(AIM OF THE EXERCISE): Write the material out again, line by line, exactly as it is.

## Start ENTRIES PROVIDED

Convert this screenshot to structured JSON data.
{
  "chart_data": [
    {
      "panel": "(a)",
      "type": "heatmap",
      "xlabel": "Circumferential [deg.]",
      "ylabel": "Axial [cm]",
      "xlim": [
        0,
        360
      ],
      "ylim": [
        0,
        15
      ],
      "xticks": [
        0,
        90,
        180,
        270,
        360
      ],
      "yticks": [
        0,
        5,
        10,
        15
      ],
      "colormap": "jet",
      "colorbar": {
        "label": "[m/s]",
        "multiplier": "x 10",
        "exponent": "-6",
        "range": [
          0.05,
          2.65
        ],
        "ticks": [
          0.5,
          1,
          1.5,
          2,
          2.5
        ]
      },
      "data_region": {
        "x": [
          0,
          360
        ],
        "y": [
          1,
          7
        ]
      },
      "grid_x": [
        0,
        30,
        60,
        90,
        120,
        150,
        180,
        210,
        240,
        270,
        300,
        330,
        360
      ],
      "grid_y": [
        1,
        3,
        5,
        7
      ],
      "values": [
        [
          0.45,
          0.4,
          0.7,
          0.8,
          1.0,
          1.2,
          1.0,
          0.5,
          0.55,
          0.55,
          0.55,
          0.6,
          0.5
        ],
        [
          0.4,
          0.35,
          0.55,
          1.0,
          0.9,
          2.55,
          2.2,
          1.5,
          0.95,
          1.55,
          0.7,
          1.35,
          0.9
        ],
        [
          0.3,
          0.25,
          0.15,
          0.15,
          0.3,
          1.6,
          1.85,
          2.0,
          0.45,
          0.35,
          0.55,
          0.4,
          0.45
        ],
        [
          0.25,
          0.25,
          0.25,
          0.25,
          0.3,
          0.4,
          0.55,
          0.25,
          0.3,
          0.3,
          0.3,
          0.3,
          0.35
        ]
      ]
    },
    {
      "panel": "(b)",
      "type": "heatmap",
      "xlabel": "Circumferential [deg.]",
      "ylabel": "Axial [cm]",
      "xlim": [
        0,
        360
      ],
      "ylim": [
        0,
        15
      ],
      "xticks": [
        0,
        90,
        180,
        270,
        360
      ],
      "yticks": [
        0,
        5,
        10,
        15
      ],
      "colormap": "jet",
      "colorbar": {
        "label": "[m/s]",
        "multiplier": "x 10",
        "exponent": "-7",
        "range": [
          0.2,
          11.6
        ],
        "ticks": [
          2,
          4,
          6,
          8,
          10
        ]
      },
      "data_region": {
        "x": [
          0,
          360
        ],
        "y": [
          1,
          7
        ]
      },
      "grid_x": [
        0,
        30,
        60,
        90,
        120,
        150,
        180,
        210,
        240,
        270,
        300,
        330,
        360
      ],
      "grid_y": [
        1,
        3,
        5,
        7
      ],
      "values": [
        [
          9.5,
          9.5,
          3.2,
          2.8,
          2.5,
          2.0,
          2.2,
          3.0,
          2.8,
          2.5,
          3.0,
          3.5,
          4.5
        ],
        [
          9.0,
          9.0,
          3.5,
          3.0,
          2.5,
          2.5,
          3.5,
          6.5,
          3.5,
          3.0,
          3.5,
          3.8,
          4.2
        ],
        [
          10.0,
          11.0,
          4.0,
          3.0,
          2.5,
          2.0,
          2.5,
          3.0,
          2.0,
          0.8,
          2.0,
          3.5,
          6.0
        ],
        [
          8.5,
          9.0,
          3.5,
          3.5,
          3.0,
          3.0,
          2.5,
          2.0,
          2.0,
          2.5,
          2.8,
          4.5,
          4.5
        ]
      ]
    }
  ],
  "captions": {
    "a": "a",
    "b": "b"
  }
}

## End ENTRIES PROVIDED

(THE SOLUTION):
Convert this screenshot to structured JSON data.
{
  "chart_data": [
    {
      "panel": "(a)",
      "type": "heatmap",
      "xlabel": "Circumferential [deg.]",
      "ylabel": "Axial [cm]",
      "xlim": [
        0,
        360
      ],
      "ylim": [
        0,
        15
      ],
      "xticks": [
        0,
        90,
        180,
        270,
        360
      ],
      "yticks": [
        0,
        5,
        10,
        15
      ],
      "colormap": "jet",
      "colorbar": {
        "label": "[m/s]",
        "multiplier": "x 10",
        "exponent": "-6",
        "range": [
          0.05,
          2.65
        ],
        "ticks": [
          0.5,
          1,
          1.5,
          2,
          2.5
        ]
      },
      "data_region": {
        "x": [
          0,
          360
        ],
        "y": [
          1,
          7
        ]
      },
      "grid_x": [
        0,
        30,
        60,
        90,
        120,
        150,
        180,
        210,
        240,
        270,
        300,
        330,
        360
      ],
      "grid_y": [
        1,
        3,
        5,
        7
      ],
      "values": [
        [
          0.45,
          0.4,
          0.7,
          0.8,
          1.0,
          1.2,
          1.0,
          0.5,
          0.55,
          0.55,
          0.55,
          0.6,
          0.5
        ],
        [
          0.4,
          0.35,
          0.55,
          1.0,
          0.9,
          2.55,
          2.2,
          1.5,
          0.95,
          1.55,
          0.7,
          1.35,
          0.9
        ],
        [
          0.3,
          0.25,
          0.15,
          0.15,
          0.3,
          1.6,
          1.85,
          2.0,
          0.45,
          0.35,
          0.55,
          0.4,
          0.45
        ],
        [
          0.25,
          0.25,
          0.25,
          0.25,
          0.3,
          0.4,
          0.55,
          0.25,
          0.3,
          0.3,
          0.3,
          0.3,
          0.35
        ]
      ]
    },
    {
      "panel": "(b)",
      "type": "heatmap",
      "xlabel": "Circumferential [deg.]",
      "ylabel": "Axial [cm]",
      "xlim": [
        0,
        360
      ],
      "ylim": [
        0,
        15
      ],
      "xticks": [
        0,
        90,
        180,
        270,
        360
      ],
      "yticks": [
        0,
        5,
        10,
        15
      ],
      "colormap": "jet",
      "colorbar": {
        "label": "[m/s]",
        "multiplier": "x 10",
        "exponent": "-7",
        "range": [
          0.2,
          11.6
        ],
        "ticks": [
          2,
          4,
          6,
          8,
          10
        ]
      },
      "data_region": {
        "x": [
          0,
          360
        ],
        "y": [
          1,
          7
        ]
      },
      "grid_x": [
        0,
        30,
        60,
        90,
        120,
        150,
        180,
        210,
        240,
        270,
        300,
        330,
        360
      ],
      "grid_y": [
        1,
        3,
        5,
        7
      ],
      "values": [
        [
          9.5,
          9.5,
          3.2,
          2.8,
          2.5,
          2.0,
          2.2,
          3.0,
          2.8,
          2.5,
          3.0,
          3.5,
          4.5
        ],
        [
          9.0,
          9.0,
          3.5,
          3.0,
          2.5,
          2.5,
          3.5,
          6.5,
          3.5,
          3.0,
          3.5,
          3.8,
          4.2
        ],
        [
          10.0,
          11.0,
          4.0,
          3.0,
          2.5,
          2.0,
          2.5,
          3.0,
          2.0,
          0.8,
          2.0,
          3.5,
          6.0
        ],
        [
          8.5,
          9.0,
          3.5,
          3.5,
          3.0,
          3.0,
          2.5,
          2.0,
          2.0,
          2.5,
          2.8,
          4.5,
          4.5
        ]
      ]
    }
  ],
  "captions": {
    "a": "a",
    "b": "b"
  }
}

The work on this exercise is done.